» The request:
Extract the full set of records that follows, word for word.

(Data entries for graphics)

================================

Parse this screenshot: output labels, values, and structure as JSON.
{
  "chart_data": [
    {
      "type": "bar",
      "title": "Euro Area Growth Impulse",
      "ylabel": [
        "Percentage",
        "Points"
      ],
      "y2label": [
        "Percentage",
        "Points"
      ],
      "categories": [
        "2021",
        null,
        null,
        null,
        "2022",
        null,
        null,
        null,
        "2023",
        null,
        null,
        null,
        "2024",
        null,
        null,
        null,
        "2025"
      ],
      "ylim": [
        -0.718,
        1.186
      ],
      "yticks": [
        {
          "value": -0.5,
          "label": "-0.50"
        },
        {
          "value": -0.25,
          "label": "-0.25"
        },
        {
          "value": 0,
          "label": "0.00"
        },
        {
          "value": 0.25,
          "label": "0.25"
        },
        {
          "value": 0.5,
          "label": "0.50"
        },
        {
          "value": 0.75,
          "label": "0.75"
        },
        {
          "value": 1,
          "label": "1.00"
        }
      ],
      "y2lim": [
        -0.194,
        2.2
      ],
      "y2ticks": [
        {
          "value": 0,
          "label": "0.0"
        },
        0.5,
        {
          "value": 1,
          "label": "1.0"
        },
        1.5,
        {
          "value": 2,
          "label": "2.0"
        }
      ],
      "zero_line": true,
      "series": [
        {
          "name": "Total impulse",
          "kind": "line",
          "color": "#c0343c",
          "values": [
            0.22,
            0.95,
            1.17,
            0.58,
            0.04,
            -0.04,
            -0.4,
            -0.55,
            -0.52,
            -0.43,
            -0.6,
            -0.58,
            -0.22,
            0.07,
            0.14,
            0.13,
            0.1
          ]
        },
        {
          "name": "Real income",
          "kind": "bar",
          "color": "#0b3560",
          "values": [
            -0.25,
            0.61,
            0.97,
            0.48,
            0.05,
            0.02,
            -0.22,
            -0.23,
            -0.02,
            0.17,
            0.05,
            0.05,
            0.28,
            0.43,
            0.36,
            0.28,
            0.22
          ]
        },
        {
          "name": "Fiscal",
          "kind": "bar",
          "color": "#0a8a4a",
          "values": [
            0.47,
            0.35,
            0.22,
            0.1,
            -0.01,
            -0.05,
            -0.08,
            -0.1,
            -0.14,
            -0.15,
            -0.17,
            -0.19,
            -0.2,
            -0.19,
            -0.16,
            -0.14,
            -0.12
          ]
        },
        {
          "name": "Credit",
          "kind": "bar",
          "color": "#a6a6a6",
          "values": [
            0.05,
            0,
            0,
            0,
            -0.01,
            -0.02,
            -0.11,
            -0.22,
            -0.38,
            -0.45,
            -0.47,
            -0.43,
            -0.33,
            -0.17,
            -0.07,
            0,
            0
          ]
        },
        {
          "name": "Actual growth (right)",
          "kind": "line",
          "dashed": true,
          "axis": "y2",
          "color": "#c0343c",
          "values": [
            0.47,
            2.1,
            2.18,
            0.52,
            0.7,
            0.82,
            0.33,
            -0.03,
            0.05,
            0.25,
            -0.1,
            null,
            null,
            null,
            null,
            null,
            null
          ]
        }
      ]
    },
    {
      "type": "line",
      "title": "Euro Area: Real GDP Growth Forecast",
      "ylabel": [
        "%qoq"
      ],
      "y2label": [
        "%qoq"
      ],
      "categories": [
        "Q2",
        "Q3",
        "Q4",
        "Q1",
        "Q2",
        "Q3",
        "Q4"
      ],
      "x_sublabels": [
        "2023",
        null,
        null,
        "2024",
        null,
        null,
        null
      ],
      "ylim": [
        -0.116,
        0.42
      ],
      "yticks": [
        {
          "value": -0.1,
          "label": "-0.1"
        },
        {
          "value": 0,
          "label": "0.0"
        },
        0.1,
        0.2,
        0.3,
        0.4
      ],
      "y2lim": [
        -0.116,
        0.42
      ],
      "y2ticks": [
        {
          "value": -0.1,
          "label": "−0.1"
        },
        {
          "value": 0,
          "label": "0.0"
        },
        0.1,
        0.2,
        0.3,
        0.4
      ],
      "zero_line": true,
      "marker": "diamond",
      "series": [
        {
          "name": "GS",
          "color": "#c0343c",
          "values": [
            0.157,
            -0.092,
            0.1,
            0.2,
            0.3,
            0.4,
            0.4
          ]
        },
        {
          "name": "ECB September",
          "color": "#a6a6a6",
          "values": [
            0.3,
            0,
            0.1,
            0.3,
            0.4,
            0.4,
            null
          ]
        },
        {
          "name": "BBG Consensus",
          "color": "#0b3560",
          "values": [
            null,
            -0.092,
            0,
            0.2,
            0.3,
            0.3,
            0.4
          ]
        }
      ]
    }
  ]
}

================================

» The output:
Parse this screenshot: output labels, values, and structure as JSON.
{
  "chart_data": [
    {
      "type": "bar",
      "title": "Euro Area Growth Impulse",
      "ylabel": [
        "Percentage",
        "Points"
      ],
      "y2label": [
        "Percentage",
        "Points"
      ],
      "categories": [
        "2021",
        null,
        null,
        null,
        "2022",
        null,
        null,
        null,
        "2023",
        null,
        null,
        null,
        "2024",
        null,
        null,
        null,
        "2025"
      ],
      "ylim": [
        -0.718,
        1.186
      ],
      "yticks": [
        {
          "value": -0.5,
          "label": "-0.50"
        },
        {
          "value": -0.25,
          "label": "-0.25"
        },
        {
          "value": 0,
          "label": "0.00"
        },
        {
          "value": 0.25,
          "label": "0.25"
        },
        {
          "value": 0.5,
          "label": "0.50"
        },
        {
          "value": 0.75,
          "label": "0.75"
        },
        {
          "value": 1,
          "label": "1.00"
        }
      ],
      "y2lim": [
        -0.194,
        2.2
      ],
      "y2ticks": [
        {
          "value": 0,
          "label": "0.0"
        },
        0.5,
        {
          "value": 1,
          "label": "1.0"
        },
        1.5,
        {
          "value": 2,
          "label": "2.0"
        }
      ],
      "zero_line": true,
      "series": [
        {
          "name": "Total impulse",
          "kind": "line",
          "color": "#c0343c",
          "values": [
            0.22,
            0.95,
            1.17,
            0.58,
            0.04,
            -0.04,
            -0.4,
            -0.55,
            -0.52,
            -0.43,
            -0.6,
            -0.58,
            -0.22,
            0.07,
            0.14,
            0.13,
            0.1
          ]
        },
        {
          "name": "Real income",
          "kind": "bar",
          "color": "#0b3560",
          "values": [
            -0.25,
            0.61,
            0.97,
            0.48,
            0.05,
            0.02,
            -0.22,
            -0.23,
            -0.02,
            0.17,
            0.05,
            0.05,
            0.28,
            0.43,
            0.36,
            0.28,
            0.22
          ]
        },
        {
          "name": "Fiscal",
          "kind": "bar",
          "color": "#0a8a4a",
          "values": [
            0.47,
            0.35,
            0.22,
            0.1,
            -0.01,
            -0.05,
            -0.08,
            -0.1,
            -0.14,
            -0.15,
            -0.17,
            -0.19,
            -0.2,
            -0.19,
            -0.16,
            -0.14,
            -0.12
          ]
        },
        {
          "name": "Credit",
          "kind": "bar",
          "color": "#a6a6a6",
          "values": [
            0.05,
            0,
            0,
            0,
            -0.01,
            -0.02,
            -0.11,
            -0.22,
            -0.38,
            -0.45,
            -0.47,
            -0.43,
            -0.33,
            -0.17,
            -0.07,
            0,
            0
          ]
        },
        {
          "name": "Actual growth (right)",
          "kind": "line",
          "dashed": true,
          "axis": "y2",
          "color": "#c0343c",
          "values": [
            0.47,
            2.1,
            2.18,
            0.52,
            0.7,
            0.82,
            0.33,
            -0.03,
            0.05,
            0.25,
            -0.1,
            null,
            null,
            null,
            null,
            null,
            null
          ]
        }
      ]
    },
    {
      "type": "line",
      "title": "Euro Area: Real GDP Growth Forecast",
      "ylabel": [
        "%qoq"
      ],
      "y2label": [
        "%qoq"
      ],
      "categories": [
        "Q2",
        "Q3",
        "Q4",
        "Q1",
        "Q2",
        "Q3",
        "Q4"
      ],
      "x_sublabels": [
        "2023",
        null,
        null,
        "2024",
        null,
        null,
        null
      ],
      "ylim": [
        -0.116,
        0.42
      ],
      "yticks": [
        {
          "value": -0.1,
          "label": "-0.1"
        },
        {
          "value": 0,
          "label": "0.0"
        },
        0.1,
        0.2,
        0.3,
        0.4
      ],
      "y2lim": [
        -0.116,
        0.42
      ],
      "y2ticks": [
        {
          "value": -0.1,
          "label": "−0.1"
        },
        {
          "value": 0,
          "label": "0.0"
        },
        0.1,
        0.2,
        0.3,
        0.4
      ],
      "zero_line": true,
      "marker": "diamond",
      "series": [
        {
          "name": "GS",
          "color": "#c0343c",
          "values": [
            0.157,
            -0.092,
            0.1,
            0.2,
            0.3,
            0.4,
            0.4
          ]
        },
        {
          "name": "ECB September",
          "color": "#a6a6a6",
          "values": [
            0.3,
            0,
            0.1,
            0.3,
            0.4,
            0.4,
            null
          ]
        },
        {
          "name": "BBG Consensus",
          "color": "#0b3560",
          "values": [
            null,
            -0.092,
            0,
            0.2,
            0.3,
            0.3,
            0.4
          ]
        }
      ]
    }
  ]
}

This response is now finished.